Task 1 –
In the discussion of Flask and Node, what do the TechEmpower benchmarks show about Node's speed relative to Flask?
Task 2 –
In the discussion of Flask and Node, restate the passage that begins at "You can process" and stops after "quickly and easily.", renaming "Flask" to "Bottle" everywhere it occurs.

## START Text passage

Well, the difference is the entire ecosystem of nodejs is built around async. Fitting it into python is very hard, and you better have a really good reason for trying it. It just doesn't interact favorably with a lot of common python tools (Sqlalchemy being one example)


This. Flask can technically run in an async event loop (see: http://docs.gunicorn.org/en/stable/settings.html). But gevent is a massive monkey-patch on top of Python standard libs to make them async friendly.

If you're hitting enough load where async really matters, just skip Python altogether. And please, please, don't use Node. Just use Golang or Scala for true multithreading, and you'll save yourself the headaches Javascript will bring for something that's not truly parallelized.


I've built with Flask, Tornado, and with Node/Express.

Flask/Python blows Node out of the water where performance is concerned. That shouldn't be a surprise to anyone.

Flask has a significantly faster ramp up time than Tornado as it is designed to be simple.

As far as load balancing/performance, you front end it with something like NginX.

You can process things out of band easily enough with Flask, but I wouldn't evangelize it so much to say that it's the best solution for every problem.

Personally, I like to keep things as simple and as logically separated as possible until it's absolutely necessary to change. Flask is one of those frameworks that doesn't present a lot of mystery.

My biggest problem with node isn't performance - for that it's fine for most use cases that I deal with. It's that you can get perl-level convoluted and sloppy very quickly and easily.


Curious about your performance experience with Node - the TechEmpower benchmarks have Node at about 2-4x the speed of Flask:

https://www.techempower.com/benchmarks/#section=data-r11&hw=...

And my experience is generally also that V8 beats the pants off CPython in performance.

I suspect that part of the problem is that the node ecosystem encourages you to just "npm install" whenever you have a problem, and so you have 3-4 layers of third-party libraries doing minimal work (but consuming lots of CPU cycles) on top of your problem space. But if that's the problem - don't do that. Flask is a microframework; it's trivially easy to build a small microframework on top of the Node.js stdlibs. Node was meant as a scriptable high-performance C++ server, after all, and there's nothing stopping you from using it as one.


The benchmark is a little strange.

## END Text passage
## START Information given

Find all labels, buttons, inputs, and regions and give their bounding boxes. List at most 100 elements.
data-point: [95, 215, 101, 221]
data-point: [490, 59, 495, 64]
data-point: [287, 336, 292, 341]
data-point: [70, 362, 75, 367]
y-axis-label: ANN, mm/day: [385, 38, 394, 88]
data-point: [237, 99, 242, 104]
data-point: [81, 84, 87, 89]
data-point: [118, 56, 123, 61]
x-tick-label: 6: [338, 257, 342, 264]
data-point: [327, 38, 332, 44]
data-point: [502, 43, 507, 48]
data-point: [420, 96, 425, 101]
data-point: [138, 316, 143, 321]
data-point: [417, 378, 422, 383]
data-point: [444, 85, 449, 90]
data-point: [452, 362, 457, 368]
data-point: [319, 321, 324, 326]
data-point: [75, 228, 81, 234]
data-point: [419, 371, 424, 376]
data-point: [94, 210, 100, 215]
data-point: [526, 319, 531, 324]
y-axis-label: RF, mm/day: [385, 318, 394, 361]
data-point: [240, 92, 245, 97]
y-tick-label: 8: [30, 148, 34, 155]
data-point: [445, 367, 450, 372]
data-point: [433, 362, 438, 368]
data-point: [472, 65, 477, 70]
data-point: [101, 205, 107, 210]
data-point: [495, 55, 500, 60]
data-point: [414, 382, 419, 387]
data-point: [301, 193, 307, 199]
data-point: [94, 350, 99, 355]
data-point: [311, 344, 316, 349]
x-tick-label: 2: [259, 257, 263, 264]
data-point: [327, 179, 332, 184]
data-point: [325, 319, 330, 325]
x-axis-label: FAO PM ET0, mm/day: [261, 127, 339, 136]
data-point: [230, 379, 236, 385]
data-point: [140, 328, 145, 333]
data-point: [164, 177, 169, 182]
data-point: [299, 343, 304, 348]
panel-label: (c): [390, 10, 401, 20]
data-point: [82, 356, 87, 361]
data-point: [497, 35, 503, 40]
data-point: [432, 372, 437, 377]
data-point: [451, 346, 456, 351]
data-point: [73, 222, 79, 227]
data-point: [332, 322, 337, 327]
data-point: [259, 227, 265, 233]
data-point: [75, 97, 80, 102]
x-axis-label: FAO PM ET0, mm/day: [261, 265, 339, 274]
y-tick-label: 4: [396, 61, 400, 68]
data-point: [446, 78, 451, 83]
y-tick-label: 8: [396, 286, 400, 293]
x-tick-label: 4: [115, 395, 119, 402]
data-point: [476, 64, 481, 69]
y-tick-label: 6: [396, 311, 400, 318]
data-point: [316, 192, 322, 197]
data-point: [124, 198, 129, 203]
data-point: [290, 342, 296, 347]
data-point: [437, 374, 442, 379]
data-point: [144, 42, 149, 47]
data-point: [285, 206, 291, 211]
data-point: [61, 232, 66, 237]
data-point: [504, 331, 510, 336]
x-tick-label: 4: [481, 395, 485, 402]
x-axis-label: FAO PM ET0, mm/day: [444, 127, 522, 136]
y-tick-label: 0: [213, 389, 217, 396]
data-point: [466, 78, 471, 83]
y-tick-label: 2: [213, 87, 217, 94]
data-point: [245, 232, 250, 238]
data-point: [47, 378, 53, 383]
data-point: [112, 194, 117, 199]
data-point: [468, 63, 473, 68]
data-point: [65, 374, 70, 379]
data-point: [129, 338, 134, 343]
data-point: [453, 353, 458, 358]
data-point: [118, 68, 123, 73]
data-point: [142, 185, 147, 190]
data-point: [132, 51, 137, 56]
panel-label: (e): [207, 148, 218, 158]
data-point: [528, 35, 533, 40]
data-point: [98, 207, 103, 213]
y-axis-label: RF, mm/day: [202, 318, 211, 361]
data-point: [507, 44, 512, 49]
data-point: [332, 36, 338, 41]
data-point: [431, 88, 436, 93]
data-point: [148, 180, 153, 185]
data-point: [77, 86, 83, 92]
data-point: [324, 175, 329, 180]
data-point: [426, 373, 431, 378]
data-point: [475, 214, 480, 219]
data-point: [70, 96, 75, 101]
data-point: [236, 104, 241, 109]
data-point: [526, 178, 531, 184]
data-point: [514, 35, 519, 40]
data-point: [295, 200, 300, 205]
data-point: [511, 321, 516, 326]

## END Information given

Exercise answer 1 –
They show Node at about 2-4x the speed of Flask.

Exercise answer 2 –
You can process things out of band easily enough with Bottle, but I wouldn't evangelize it so much to say that it's the best solution for every problem.

Personally, I like to keep things as simple and as logically separated as possible until it's absolutely necessary to change. Bottle is one of those frameworks that doesn't present a lot of mystery.

My biggest problem with node isn't performance - for that it's fine for most use cases that I deal with. It's that you can get perl-level convoluted and sloppy very quickly and easily.